DATA ENTRIES:
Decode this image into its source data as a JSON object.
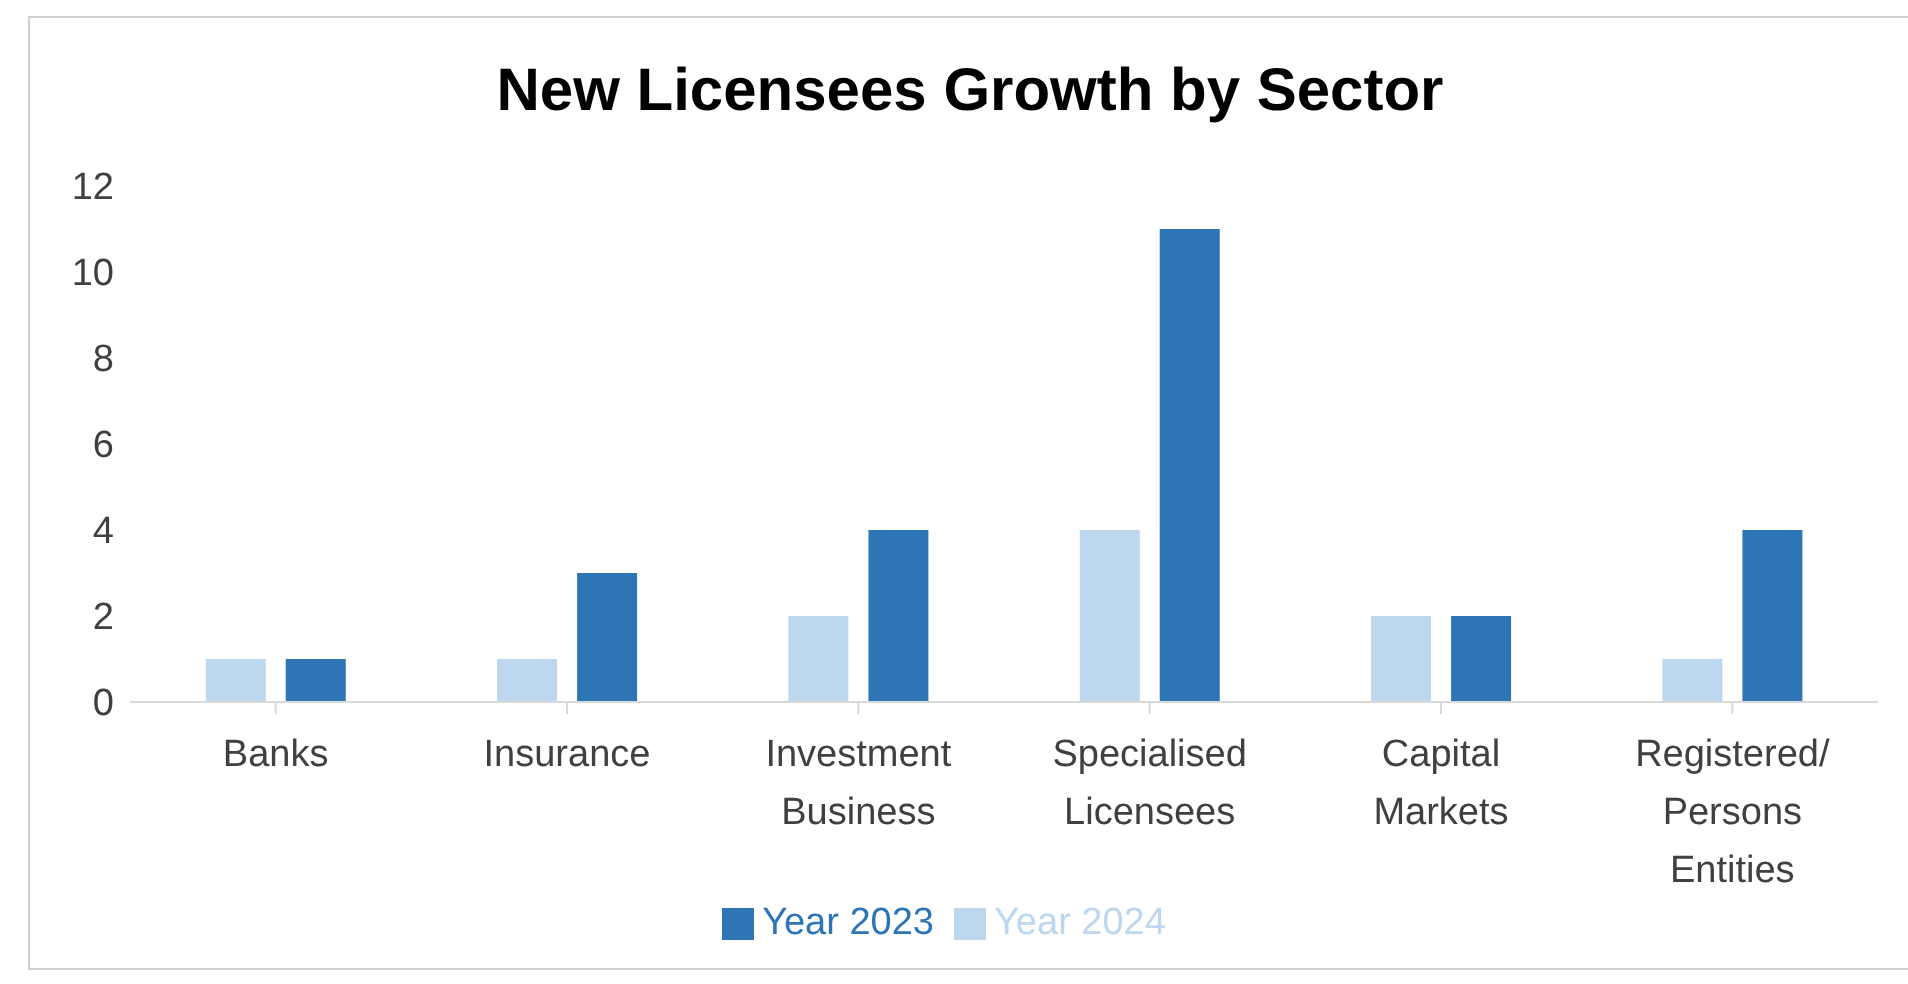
{
  "chart_data": {
    "type": "bar",
    "title": "New Licensees Growth by Sector",
    "categories": [
      "Banks",
      "Insurance",
      "Investment Business",
      "Specialised Licensees",
      "Capital Markets",
      "Registered/Persons Entities"
    ],
    "series": [
      {
        "name": "Year 2024",
        "color": "#bdd7ee",
        "values": [
          1,
          1,
          2,
          4,
          2,
          1
        ]
      },
      {
        "name": "Year 2023",
        "color": "#2e75b6",
        "values": [
          1,
          3,
          4,
          11,
          2,
          4
        ]
      }
    ],
    "ylim": [
      0,
      12
    ],
    "yticks": [
      0,
      2,
      4,
      6,
      8,
      10,
      12
    ],
    "grid": false,
    "legend": "bottom"
  }
}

EXERCISE DESCRIPTION:
Pictures don't belong in the copy. Restate all the entries exactly.

WRITTEN RESPONSE:
Decode this image into its source data as a JSON object.
{
  "chart_data": {
    "type": "bar",
    "title": "New Licensees Growth by Sector",
    "categories": [
      "Banks",
      "Insurance",
      "Investment Business",
      "Specialised Licensees",
      "Capital Markets",
      "Registered/Persons Entities"
    ],
    "series": [
      {
        "name": "Year 2024",
        "color": "#bdd7ee",
        "values": [
          1,
          1,
          2,
          4,
          2,
          1
        ]
      },
      {
        "name": "Year 2023",
        "color": "#2e75b6",
        "values": [
          1,
          3,
          4,
          11,
          2,
          4
        ]
      }
    ],
    "ylim": [
      0,
      12
    ],
    "yticks": [
      0,
      2,
      4,
      6,
      8,
      10,
      12
    ],
    "grid": false,
    "legend": "bottom"
  }
}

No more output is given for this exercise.